Chart and figure data
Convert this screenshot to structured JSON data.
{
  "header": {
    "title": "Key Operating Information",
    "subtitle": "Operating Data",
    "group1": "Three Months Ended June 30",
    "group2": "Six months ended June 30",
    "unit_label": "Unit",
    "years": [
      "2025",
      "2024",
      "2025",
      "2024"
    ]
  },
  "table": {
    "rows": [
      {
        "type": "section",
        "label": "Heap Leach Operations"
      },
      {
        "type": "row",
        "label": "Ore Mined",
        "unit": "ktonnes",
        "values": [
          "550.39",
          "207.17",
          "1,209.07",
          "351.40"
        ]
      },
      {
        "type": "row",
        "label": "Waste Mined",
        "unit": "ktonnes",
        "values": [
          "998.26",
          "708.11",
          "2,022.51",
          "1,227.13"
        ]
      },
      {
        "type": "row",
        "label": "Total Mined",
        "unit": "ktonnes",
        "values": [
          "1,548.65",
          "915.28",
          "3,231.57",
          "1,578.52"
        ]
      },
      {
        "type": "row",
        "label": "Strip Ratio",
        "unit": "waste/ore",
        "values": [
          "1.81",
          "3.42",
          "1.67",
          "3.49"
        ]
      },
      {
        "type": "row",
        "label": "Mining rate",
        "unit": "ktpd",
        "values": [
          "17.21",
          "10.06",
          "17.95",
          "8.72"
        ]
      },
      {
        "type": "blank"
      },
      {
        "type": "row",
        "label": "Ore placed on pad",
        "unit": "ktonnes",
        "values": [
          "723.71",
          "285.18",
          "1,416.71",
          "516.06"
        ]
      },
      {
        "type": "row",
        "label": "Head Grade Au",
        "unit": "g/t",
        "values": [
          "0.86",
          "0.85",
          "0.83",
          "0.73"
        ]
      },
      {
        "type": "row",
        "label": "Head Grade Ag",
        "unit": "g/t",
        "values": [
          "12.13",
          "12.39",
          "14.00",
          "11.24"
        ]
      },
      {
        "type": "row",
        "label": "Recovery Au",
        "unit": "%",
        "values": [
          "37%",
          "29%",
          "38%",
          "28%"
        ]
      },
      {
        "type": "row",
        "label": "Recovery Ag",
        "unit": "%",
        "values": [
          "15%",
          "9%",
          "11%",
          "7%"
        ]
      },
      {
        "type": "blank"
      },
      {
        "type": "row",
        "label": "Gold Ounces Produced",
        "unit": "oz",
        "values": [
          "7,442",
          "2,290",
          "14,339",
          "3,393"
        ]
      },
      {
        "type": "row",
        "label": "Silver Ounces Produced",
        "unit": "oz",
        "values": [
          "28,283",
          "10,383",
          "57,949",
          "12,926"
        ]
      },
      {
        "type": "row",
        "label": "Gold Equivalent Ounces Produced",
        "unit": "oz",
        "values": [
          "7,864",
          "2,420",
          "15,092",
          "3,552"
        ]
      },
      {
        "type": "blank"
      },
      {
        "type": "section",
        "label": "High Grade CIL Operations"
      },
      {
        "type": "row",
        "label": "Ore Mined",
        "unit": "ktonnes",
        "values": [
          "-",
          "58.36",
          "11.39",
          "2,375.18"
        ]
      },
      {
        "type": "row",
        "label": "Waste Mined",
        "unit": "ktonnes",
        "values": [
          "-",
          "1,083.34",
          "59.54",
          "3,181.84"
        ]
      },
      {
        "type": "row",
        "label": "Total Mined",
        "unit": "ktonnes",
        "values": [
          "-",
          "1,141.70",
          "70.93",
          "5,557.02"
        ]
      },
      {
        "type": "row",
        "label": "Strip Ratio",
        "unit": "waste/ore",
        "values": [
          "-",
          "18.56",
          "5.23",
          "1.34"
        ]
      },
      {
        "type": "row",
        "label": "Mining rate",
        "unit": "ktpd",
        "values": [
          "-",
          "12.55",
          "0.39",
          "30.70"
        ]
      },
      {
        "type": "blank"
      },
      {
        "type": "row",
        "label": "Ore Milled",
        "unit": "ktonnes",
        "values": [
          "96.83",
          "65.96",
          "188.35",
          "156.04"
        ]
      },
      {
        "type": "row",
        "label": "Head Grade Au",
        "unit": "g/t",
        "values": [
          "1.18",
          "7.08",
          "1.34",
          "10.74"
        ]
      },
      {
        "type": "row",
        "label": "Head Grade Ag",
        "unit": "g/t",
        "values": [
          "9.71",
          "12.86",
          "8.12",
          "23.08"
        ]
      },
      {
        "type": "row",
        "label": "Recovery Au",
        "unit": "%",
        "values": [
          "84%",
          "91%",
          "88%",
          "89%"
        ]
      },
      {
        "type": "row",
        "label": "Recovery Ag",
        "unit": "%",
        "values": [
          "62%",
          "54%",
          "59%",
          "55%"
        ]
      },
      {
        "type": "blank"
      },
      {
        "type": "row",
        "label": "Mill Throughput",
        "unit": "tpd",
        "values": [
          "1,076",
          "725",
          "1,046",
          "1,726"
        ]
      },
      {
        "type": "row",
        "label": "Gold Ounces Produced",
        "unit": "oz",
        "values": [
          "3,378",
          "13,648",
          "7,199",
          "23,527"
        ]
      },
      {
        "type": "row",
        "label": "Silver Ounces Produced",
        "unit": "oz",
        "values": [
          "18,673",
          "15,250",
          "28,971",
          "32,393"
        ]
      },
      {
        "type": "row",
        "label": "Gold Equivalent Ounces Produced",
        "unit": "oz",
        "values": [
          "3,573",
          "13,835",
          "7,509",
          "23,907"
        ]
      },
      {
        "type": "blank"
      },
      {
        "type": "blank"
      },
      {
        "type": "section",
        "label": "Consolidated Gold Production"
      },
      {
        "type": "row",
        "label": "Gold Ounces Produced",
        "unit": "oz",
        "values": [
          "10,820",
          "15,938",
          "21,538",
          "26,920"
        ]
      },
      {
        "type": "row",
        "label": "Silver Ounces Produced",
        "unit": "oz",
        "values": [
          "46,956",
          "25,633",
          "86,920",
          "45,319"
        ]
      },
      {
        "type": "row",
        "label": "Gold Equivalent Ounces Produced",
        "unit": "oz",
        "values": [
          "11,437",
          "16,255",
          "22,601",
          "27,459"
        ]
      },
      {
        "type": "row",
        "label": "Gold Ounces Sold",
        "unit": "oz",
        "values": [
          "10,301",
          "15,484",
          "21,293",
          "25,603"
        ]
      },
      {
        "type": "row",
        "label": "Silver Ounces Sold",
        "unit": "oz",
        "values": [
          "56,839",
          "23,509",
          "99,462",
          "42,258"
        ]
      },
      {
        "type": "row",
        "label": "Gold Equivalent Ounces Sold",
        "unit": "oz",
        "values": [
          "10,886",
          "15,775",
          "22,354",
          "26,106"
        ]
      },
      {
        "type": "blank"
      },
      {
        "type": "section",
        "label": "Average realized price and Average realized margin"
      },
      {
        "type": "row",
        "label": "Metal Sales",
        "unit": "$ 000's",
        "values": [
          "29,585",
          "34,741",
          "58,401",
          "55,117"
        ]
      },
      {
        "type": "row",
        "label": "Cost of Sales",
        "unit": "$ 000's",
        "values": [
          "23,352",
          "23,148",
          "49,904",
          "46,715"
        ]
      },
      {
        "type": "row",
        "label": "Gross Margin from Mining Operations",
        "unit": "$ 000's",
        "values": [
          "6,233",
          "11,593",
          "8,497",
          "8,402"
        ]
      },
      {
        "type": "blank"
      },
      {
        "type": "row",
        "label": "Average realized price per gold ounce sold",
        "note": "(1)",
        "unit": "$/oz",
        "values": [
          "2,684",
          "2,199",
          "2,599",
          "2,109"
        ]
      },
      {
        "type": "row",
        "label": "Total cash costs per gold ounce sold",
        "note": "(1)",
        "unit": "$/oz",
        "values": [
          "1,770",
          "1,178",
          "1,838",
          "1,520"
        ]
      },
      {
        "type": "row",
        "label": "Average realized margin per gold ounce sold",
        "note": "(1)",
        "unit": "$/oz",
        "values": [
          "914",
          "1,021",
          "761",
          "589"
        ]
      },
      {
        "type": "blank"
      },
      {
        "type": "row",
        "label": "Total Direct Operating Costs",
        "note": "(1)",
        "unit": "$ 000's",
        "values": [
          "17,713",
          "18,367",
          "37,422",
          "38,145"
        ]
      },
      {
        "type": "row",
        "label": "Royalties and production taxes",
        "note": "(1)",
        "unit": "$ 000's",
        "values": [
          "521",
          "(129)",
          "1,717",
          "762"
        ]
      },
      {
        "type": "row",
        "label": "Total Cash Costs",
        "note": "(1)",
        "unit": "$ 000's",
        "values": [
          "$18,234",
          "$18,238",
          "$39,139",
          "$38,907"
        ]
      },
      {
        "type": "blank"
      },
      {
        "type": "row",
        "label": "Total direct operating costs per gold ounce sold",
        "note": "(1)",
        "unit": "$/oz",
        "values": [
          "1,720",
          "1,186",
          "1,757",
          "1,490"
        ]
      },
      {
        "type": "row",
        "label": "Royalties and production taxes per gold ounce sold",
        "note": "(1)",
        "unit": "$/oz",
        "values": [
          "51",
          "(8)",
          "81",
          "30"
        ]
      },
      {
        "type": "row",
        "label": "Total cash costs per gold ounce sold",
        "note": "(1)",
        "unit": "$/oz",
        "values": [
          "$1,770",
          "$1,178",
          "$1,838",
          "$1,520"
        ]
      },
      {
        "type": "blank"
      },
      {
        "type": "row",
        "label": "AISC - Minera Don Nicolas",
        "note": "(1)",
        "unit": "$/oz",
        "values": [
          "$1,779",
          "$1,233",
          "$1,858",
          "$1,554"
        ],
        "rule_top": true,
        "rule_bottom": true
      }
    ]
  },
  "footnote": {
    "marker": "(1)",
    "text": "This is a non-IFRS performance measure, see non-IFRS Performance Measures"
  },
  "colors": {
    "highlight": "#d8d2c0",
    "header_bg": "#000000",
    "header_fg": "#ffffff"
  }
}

• **Objective**
Using the listing above, locate the lines that hold "Sales" and copy each one.

• **Response to this task**
        "label": "Metal Sales",
        "label": "Cost of Sales",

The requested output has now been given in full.